▶ Exercise
Output the data below in full, character for character.

▶ Recorded information
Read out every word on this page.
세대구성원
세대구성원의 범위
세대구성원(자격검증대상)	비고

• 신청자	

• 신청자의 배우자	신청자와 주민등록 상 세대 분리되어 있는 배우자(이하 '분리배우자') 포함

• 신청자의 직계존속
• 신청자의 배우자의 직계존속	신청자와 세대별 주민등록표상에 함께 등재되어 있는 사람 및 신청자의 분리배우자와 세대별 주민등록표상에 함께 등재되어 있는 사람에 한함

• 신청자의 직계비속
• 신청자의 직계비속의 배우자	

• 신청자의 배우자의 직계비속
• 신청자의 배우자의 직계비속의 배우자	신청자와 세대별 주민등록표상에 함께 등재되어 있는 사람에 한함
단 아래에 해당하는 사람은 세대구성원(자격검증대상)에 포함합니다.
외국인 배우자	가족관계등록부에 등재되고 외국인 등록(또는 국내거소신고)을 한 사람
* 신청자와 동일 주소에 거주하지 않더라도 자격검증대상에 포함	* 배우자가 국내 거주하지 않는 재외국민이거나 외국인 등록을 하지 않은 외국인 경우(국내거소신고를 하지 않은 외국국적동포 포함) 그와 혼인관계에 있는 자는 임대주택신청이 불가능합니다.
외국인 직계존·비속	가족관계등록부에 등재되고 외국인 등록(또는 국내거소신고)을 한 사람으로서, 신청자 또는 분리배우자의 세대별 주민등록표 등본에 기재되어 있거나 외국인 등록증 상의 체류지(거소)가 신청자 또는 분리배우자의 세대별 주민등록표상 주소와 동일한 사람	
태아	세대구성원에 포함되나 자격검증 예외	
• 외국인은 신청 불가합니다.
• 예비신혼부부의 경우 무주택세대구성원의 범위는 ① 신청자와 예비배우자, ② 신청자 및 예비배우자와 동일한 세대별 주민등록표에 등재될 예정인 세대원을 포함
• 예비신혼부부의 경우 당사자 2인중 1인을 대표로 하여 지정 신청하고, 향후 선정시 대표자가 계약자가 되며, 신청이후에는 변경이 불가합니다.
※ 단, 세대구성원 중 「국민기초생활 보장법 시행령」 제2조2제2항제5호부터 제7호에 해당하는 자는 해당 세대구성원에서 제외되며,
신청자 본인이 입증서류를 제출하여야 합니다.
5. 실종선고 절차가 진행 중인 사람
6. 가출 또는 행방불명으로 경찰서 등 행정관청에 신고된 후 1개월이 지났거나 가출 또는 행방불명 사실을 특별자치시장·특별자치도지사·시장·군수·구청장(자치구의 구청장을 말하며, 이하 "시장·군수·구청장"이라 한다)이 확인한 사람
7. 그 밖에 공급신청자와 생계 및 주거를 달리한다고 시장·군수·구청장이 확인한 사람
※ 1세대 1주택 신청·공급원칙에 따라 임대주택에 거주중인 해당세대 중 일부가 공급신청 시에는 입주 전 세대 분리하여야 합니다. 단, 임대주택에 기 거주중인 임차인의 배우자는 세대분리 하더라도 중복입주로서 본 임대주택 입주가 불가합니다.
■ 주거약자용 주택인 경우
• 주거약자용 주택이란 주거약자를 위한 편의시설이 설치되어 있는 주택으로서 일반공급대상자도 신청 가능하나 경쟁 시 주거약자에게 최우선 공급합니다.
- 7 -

▶ Answer
Read out every word on this page.
세대구성원
세대구성원의 범위
세대구성원(자격검증대상)	비고

• 신청자	

• 신청자의 배우자	신청자와 주민등록 상 세대 분리되어 있는 배우자(이하 '분리배우자') 포함

• 신청자의 직계존속
• 신청자의 배우자의 직계존속	신청자와 세대별 주민등록표상에 함께 등재되어 있는 사람 및 신청자의 분리배우자와 세대별 주민등록표상에 함께 등재되어 있는 사람에 한함

• 신청자의 직계비속
• 신청자의 직계비속의 배우자	

• 신청자의 배우자의 직계비속
• 신청자의 배우자의 직계비속의 배우자	신청자와 세대별 주민등록표상에 함께 등재되어 있는 사람에 한함
단 아래에 해당하는 사람은 세대구성원(자격검증대상)에 포함합니다.
외국인 배우자	가족관계등록부에 등재되고 외국인 등록(또는 국내거소신고)을 한 사람
* 신청자와 동일 주소에 거주하지 않더라도 자격검증대상에 포함	* 배우자가 국내 거주하지 않는 재외국민이거나 외국인 등록을 하지 않은 외국인 경우(국내거소신고를 하지 않은 외국국적동포 포함) 그와 혼인관계에 있는 자는 임대주택신청이 불가능합니다.
외국인 직계존·비속	가족관계등록부에 등재되고 외국인 등록(또는 국내거소신고)을 한 사람으로서, 신청자 또는 분리배우자의 세대별 주민등록표 등본에 기재되어 있거나 외국인 등록증 상의 체류지(거소)가 신청자 또는 분리배우자의 세대별 주민등록표상 주소와 동일한 사람	
태아	세대구성원에 포함되나 자격검증 예외	
• 외국인은 신청 불가합니다.
• 예비신혼부부의 경우 무주택세대구성원의 범위는 ① 신청자와 예비배우자, ② 신청자 및 예비배우자와 동일한 세대별 주민등록표에 등재될 예정인 세대원을 포함
• 예비신혼부부의 경우 당사자 2인중 1인을 대표로 하여 지정 신청하고, 향후 선정시 대표자가 계약자가 되며, 신청이후에는 변경이 불가합니다.
※ 단, 세대구성원 중 「국민기초생활 보장법 시행령」 제2조2제2항제5호부터 제7호에 해당하는 자는 해당 세대구성원에서 제외되며,
신청자 본인이 입증서류를 제출하여야 합니다.
5. 실종선고 절차가 진행 중인 사람
6. 가출 또는 행방불명으로 경찰서 등 행정관청에 신고된 후 1개월이 지났거나 가출 또는 행방불명 사실을 특별자치시장·특별자치도지사·시장·군수·구청장(자치구의 구청장을 말하며, 이하 "시장·군수·구청장"이라 한다)이 확인한 사람
7. 그 밖에 공급신청자와 생계 및 주거를 달리한다고 시장·군수·구청장이 확인한 사람
※ 1세대 1주택 신청·공급원칙에 따라 임대주택에 거주중인 해당세대 중 일부가 공급신청 시에는 입주 전 세대 분리하여야 합니다. 단, 임대주택에 기 거주중인 임차인의 배우자는 세대분리 하더라도 중복입주로서 본 임대주택 입주가 불가합니다.
■ 주거약자용 주택인 경우
• 주거약자용 주택이란 주거약자를 위한 편의시설이 설치되어 있는 주택으로서 일반공급대상자도 신청 가능하나 경쟁 시 주거약자에게 최우선 공급합니다.
- 7 -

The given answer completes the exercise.